## Your task
For the records below, give the count of lines holding the word "page" and nothing more.

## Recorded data

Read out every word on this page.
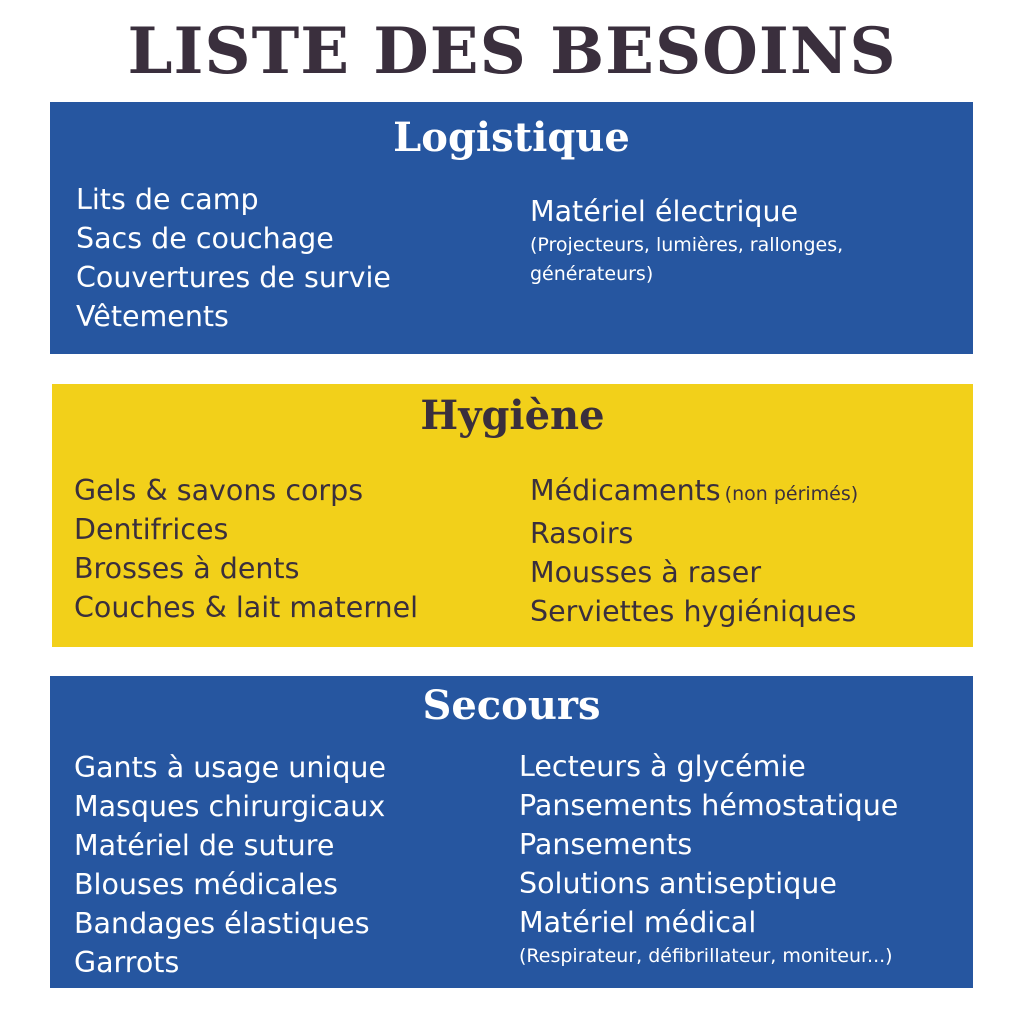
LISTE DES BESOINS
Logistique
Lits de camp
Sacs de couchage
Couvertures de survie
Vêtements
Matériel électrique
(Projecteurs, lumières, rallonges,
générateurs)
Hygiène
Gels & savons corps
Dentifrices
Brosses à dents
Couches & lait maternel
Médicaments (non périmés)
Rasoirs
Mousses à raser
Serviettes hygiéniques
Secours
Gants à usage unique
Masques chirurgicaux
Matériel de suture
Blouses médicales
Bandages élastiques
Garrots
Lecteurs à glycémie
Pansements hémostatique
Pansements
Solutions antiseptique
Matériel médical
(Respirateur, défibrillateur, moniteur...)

==

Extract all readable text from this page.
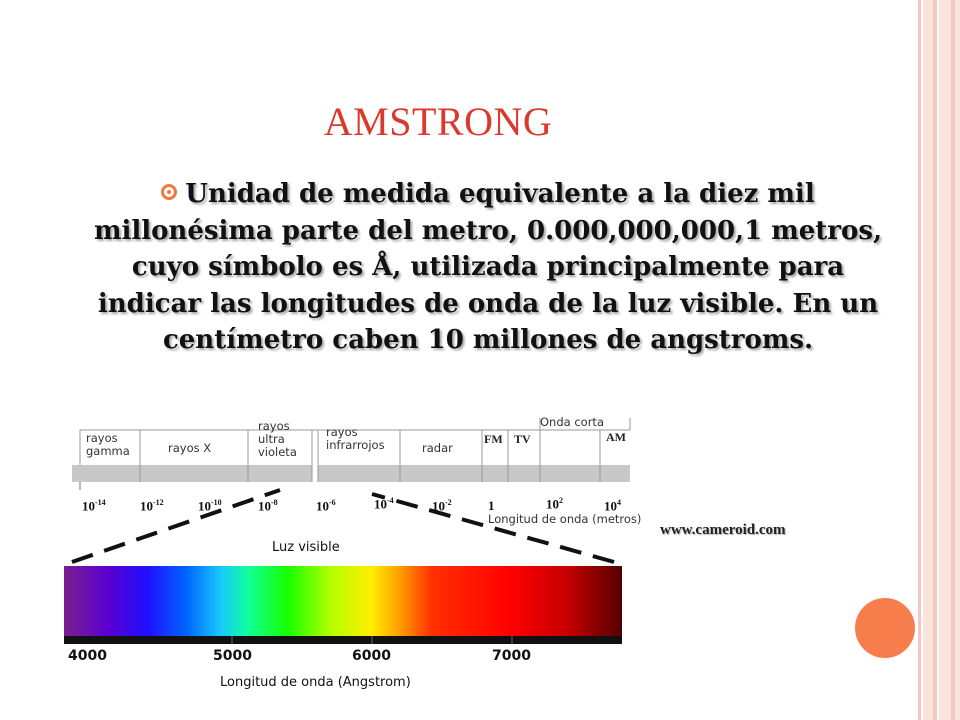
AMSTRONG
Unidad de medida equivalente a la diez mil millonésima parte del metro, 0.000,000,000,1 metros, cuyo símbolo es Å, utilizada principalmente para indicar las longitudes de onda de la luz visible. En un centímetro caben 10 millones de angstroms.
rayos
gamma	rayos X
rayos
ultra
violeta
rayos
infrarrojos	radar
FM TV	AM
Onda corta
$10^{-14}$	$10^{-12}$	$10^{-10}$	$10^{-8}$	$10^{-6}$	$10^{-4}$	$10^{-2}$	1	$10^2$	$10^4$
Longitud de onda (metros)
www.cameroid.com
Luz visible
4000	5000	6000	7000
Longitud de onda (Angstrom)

## Output below
2